▸ **THE EXERCISE**:
Reproduce the following rows word for word, keeping every line as it stands.
-------------------------
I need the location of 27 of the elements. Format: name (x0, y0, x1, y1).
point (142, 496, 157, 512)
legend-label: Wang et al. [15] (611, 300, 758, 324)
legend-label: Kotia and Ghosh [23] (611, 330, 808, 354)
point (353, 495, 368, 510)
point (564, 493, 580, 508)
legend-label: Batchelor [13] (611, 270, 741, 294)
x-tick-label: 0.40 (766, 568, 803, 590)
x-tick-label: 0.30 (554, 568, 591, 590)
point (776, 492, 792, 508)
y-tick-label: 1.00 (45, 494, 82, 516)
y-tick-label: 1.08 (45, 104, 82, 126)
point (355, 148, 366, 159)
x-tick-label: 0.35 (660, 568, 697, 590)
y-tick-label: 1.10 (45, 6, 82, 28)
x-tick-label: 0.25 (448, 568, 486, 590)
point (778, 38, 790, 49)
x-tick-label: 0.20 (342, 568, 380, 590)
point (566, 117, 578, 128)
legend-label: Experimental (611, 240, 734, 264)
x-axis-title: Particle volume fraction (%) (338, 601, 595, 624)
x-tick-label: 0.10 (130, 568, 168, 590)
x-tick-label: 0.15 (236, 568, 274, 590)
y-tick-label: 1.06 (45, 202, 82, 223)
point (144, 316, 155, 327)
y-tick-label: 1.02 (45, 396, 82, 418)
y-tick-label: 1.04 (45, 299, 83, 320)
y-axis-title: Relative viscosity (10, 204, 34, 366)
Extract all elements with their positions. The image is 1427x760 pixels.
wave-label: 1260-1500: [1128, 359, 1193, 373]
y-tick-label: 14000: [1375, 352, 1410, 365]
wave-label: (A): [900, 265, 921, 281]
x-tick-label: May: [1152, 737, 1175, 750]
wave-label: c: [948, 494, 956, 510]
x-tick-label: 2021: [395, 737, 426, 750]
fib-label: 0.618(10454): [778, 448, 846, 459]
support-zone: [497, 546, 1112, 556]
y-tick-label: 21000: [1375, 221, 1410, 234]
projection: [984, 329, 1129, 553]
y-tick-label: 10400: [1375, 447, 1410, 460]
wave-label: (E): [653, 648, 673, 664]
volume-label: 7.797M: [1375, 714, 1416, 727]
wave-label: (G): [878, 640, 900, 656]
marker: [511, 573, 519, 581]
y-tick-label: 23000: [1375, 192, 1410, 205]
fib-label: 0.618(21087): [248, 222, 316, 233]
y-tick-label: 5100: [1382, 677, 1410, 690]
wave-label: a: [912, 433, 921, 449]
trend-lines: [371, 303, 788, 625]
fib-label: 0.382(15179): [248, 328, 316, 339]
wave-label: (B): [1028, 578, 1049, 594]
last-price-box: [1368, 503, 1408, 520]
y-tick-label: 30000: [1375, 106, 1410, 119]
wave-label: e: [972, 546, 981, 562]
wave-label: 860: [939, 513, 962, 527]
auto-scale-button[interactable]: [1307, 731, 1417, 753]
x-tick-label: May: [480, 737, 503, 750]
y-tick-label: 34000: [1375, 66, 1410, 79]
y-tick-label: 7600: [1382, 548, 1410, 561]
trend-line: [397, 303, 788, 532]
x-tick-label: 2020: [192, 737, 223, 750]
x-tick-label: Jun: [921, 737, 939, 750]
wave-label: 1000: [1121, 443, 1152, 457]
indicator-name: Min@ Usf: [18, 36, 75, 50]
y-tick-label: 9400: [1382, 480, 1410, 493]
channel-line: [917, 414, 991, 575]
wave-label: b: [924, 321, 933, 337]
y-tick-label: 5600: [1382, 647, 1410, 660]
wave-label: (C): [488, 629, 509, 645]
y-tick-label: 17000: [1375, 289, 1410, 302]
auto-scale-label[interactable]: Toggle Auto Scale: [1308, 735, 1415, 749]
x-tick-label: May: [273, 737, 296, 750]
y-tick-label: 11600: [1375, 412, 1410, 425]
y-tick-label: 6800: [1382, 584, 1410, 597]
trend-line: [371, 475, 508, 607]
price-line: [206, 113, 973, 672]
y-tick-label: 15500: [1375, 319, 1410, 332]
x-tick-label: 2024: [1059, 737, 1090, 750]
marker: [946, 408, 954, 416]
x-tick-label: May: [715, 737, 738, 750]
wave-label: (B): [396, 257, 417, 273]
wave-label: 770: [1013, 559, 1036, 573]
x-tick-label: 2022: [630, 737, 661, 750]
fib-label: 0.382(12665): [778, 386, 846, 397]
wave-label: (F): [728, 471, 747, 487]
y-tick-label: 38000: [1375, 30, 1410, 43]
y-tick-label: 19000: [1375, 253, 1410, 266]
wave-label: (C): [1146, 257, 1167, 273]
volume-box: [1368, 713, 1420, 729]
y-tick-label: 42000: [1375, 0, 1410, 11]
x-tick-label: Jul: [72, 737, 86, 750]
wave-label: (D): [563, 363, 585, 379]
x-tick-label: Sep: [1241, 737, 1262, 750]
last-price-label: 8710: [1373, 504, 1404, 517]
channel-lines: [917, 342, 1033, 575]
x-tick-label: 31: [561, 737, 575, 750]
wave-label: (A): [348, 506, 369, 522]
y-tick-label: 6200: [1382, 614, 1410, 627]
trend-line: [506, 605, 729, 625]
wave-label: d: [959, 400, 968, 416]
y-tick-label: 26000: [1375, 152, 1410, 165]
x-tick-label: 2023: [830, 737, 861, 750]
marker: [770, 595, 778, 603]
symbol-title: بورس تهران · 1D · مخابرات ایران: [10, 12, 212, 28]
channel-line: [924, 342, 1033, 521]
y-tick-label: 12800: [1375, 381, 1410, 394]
-------------------------
▸ **RESULT FOR THIS TASK**:
I need the location of 27 of the elements. Format: name (x0, y0, x1, y1).
point (142, 496, 157, 512)
legend-label: Wang et al. [15] (611, 300, 758, 324)
legend-label: Kotia and Ghosh [23] (611, 330, 808, 354)
point (353, 495, 368, 510)
point (564, 493, 580, 508)
legend-label: Batchelor [13] (611, 270, 741, 294)
x-tick-label: 0.40 (766, 568, 803, 590)
x-tick-label: 0.30 (554, 568, 591, 590)
point (776, 492, 792, 508)
y-tick-label: 1.00 (45, 494, 82, 516)
y-tick-label: 1.08 (45, 104, 82, 126)
point (355, 148, 366, 159)
x-tick-label: 0.35 (660, 568, 697, 590)
y-tick-label: 1.10 (45, 6, 82, 28)
x-tick-label: 0.25 (448, 568, 486, 590)
point (778, 38, 790, 49)
x-tick-label: 0.20 (342, 568, 380, 590)
point (566, 117, 578, 128)
legend-label: Experimental (611, 240, 734, 264)
x-axis-title: Particle volume fraction (%) (338, 601, 595, 624)
x-tick-label: 0.10 (130, 568, 168, 590)
x-tick-label: 0.15 (236, 568, 274, 590)
y-tick-label: 1.06 (45, 202, 82, 223)
point (144, 316, 155, 327)
y-tick-label: 1.02 (45, 396, 82, 418)
y-tick-label: 1.04 (45, 299, 83, 320)
y-axis-title: Relative viscosity (10, 204, 34, 366)
Extract all elements with their positions. The image is 1427x760 pixels.
wave-label: 1260-1500: [1128, 359, 1193, 373]
y-tick-label: 14000: [1375, 352, 1410, 365]
wave-label: (A): [900, 265, 921, 281]
x-tick-label: May: [1152, 737, 1175, 750]
wave-label: c: [948, 494, 956, 510]
x-tick-label: 2021: [395, 737, 426, 750]
fib-label: 0.618(10454): [778, 448, 846, 459]
support-zone: [497, 546, 1112, 556]
y-tick-label: 21000: [1375, 221, 1410, 234]
projection: [984, 329, 1129, 553]
y-tick-label: 10400: [1375, 447, 1410, 460]
wave-label: (E): [653, 648, 673, 664]
volume-label: 7.797M: [1375, 714, 1416, 727]
wave-label: (G): [878, 640, 900, 656]
marker: [511, 573, 519, 581]
y-tick-label: 23000: [1375, 192, 1410, 205]
fib-label: 0.618(21087): [248, 222, 316, 233]
y-tick-label: 5100: [1382, 677, 1410, 690]
wave-label: a: [912, 433, 921, 449]
trend-lines: [371, 303, 788, 625]
fib-label: 0.382(15179): [248, 328, 316, 339]
wave-label: (B): [1028, 578, 1049, 594]
last-price-box: [1368, 503, 1408, 520]
y-tick-label: 30000: [1375, 106, 1410, 119]
wave-label: e: [972, 546, 981, 562]
wave-label: 860: [939, 513, 962, 527]
auto-scale-button[interactable]: [1307, 731, 1417, 753]
x-tick-label: May: [480, 737, 503, 750]
y-tick-label: 34000: [1375, 66, 1410, 79]
y-tick-label: 7600: [1382, 548, 1410, 561]
trend-line: [397, 303, 788, 532]
x-tick-label: 2020: [192, 737, 223, 750]
x-tick-label: Jun: [921, 737, 939, 750]
wave-label: 1000: [1121, 443, 1152, 457]
indicator-name: Min@ Usf: [18, 36, 75, 50]
y-tick-label: 9400: [1382, 480, 1410, 493]
channel-line: [917, 414, 991, 575]
wave-label: b: [924, 321, 933, 337]
y-tick-label: 5600: [1382, 647, 1410, 660]
wave-label: (C): [488, 629, 509, 645]
y-tick-label: 17000: [1375, 289, 1410, 302]
auto-scale-label[interactable]: Toggle Auto Scale: [1308, 735, 1415, 749]
x-tick-label: May: [273, 737, 296, 750]
y-tick-label: 11600: [1375, 412, 1410, 425]
y-tick-label: 6800: [1382, 584, 1410, 597]
trend-line: [371, 475, 508, 607]
price-line: [206, 113, 973, 672]
y-tick-label: 15500: [1375, 319, 1410, 332]
x-tick-label: 2024: [1059, 737, 1090, 750]
marker: [946, 408, 954, 416]
x-tick-label: May: [715, 737, 738, 750]
wave-label: (B): [396, 257, 417, 273]
wave-label: 770: [1013, 559, 1036, 573]
x-tick-label: 2022: [630, 737, 661, 750]
fib-label: 0.382(12665): [778, 386, 846, 397]
wave-label: (F): [728, 471, 747, 487]
y-tick-label: 38000: [1375, 30, 1410, 43]
y-tick-label: 19000: [1375, 253, 1410, 266]
wave-label: (C): [1146, 257, 1167, 273]
volume-box: [1368, 713, 1420, 729]
y-tick-label: 42000: [1375, 0, 1410, 11]
x-tick-label: Jul: [72, 737, 86, 750]
wave-label: (D): [563, 363, 585, 379]
x-tick-label: Sep: [1241, 737, 1262, 750]
last-price-label: 8710: [1373, 504, 1404, 517]
channel-lines: [917, 342, 1033, 575]
x-tick-label: 31: [561, 737, 575, 750]
wave-label: (A): [348, 506, 369, 522]
y-tick-label: 6200: [1382, 614, 1410, 627]
trend-line: [506, 605, 729, 625]
wave-label: d: [959, 400, 968, 416]
y-tick-label: 26000: [1375, 152, 1410, 165]
x-tick-label: 2023: [830, 737, 861, 750]
marker: [770, 595, 778, 603]
symbol-title: بورس تهران · 1D · مخابرات ایران: [10, 12, 212, 28]
channel-line: [924, 342, 1033, 521]
y-tick-label: 12800: [1375, 381, 1410, 394]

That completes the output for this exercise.